_Your instructions_
Copy the records below word for word, from their first line through the line holding "- y-tick-label: 20.0%: [1303, 637, 1351, 657]", inclusive.

_Dataset content_
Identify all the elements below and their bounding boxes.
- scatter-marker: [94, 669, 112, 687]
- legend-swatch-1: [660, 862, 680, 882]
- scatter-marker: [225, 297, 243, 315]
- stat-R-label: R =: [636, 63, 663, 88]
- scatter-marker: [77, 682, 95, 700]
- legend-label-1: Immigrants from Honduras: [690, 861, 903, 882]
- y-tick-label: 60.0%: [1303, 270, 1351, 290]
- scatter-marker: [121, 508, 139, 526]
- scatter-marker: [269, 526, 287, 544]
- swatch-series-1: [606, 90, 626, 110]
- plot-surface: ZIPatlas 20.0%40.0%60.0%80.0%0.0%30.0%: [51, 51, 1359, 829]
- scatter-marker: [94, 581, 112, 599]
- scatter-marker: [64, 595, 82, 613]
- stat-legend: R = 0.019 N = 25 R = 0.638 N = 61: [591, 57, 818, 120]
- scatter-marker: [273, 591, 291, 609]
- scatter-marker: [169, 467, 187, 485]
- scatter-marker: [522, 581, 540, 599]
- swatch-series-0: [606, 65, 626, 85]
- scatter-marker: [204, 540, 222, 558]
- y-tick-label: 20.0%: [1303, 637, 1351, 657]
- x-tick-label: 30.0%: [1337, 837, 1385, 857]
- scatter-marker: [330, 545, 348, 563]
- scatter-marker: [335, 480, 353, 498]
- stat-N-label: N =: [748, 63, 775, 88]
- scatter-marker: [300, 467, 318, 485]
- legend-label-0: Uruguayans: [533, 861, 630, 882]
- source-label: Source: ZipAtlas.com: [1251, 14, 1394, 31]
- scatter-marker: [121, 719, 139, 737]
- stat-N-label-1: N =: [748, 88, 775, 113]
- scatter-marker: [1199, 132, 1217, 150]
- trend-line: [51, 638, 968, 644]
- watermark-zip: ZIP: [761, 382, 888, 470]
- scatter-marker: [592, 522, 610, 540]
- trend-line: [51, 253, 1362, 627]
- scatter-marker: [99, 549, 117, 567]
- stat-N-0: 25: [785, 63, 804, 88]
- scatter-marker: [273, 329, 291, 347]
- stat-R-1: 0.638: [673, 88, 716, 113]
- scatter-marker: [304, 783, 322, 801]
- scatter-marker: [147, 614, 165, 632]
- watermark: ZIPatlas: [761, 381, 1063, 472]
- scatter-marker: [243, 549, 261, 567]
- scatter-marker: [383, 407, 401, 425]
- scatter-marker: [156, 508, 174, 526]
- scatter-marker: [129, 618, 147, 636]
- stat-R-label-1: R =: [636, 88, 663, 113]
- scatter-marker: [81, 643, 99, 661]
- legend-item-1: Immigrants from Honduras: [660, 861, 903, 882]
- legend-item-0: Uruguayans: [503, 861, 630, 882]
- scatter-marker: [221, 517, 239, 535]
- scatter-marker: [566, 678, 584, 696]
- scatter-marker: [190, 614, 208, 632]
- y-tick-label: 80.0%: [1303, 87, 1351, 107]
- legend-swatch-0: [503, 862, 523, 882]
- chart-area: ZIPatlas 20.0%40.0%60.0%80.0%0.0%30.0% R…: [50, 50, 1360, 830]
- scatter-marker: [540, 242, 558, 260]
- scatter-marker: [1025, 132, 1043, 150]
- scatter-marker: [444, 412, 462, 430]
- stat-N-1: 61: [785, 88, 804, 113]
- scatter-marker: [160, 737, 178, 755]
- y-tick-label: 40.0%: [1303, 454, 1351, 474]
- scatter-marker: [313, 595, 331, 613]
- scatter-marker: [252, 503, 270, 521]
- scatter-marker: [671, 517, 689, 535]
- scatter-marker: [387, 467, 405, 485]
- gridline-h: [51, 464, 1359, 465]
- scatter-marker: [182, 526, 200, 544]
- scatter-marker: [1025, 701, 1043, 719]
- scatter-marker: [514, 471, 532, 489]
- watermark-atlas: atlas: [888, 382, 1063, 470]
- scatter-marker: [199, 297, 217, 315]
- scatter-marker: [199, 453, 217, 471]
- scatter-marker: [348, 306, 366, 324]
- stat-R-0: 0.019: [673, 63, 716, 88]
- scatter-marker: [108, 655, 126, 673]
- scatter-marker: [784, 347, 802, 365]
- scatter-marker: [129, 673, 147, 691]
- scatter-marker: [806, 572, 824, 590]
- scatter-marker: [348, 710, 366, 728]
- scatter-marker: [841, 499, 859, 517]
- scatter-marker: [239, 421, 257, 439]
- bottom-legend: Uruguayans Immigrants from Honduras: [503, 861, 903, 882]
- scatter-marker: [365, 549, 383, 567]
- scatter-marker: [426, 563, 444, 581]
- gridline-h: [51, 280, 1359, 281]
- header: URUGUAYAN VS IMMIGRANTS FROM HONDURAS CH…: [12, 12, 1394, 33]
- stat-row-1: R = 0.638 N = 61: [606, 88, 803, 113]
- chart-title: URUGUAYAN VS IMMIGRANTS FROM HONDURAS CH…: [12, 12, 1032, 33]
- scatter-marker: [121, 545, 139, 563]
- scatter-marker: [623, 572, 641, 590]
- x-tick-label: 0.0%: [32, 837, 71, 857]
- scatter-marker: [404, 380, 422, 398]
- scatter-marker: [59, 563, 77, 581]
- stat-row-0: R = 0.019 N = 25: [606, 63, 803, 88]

_Task result_
Identify all the elements below and their bounding boxes.
- scatter-marker: [94, 669, 112, 687]
- legend-swatch-1: [660, 862, 680, 882]
- scatter-marker: [225, 297, 243, 315]
- stat-R-label: R =: [636, 63, 663, 88]
- scatter-marker: [77, 682, 95, 700]
- legend-label-1: Immigrants from Honduras: [690, 861, 903, 882]
- y-tick-label: 60.0%: [1303, 270, 1351, 290]
- scatter-marker: [121, 508, 139, 526]
- scatter-marker: [269, 526, 287, 544]
- swatch-series-1: [606, 90, 626, 110]
- plot-surface: ZIPatlas 20.0%40.0%60.0%80.0%0.0%30.0%: [51, 51, 1359, 829]
- scatter-marker: [94, 581, 112, 599]
- scatter-marker: [64, 595, 82, 613]
- stat-legend: R = 0.019 N = 25 R = 0.638 N = 61: [591, 57, 818, 120]
- scatter-marker: [273, 591, 291, 609]
- scatter-marker: [169, 467, 187, 485]
- scatter-marker: [522, 581, 540, 599]
- swatch-series-0: [606, 65, 626, 85]
- scatter-marker: [204, 540, 222, 558]
- y-tick-label: 20.0%: [1303, 637, 1351, 657]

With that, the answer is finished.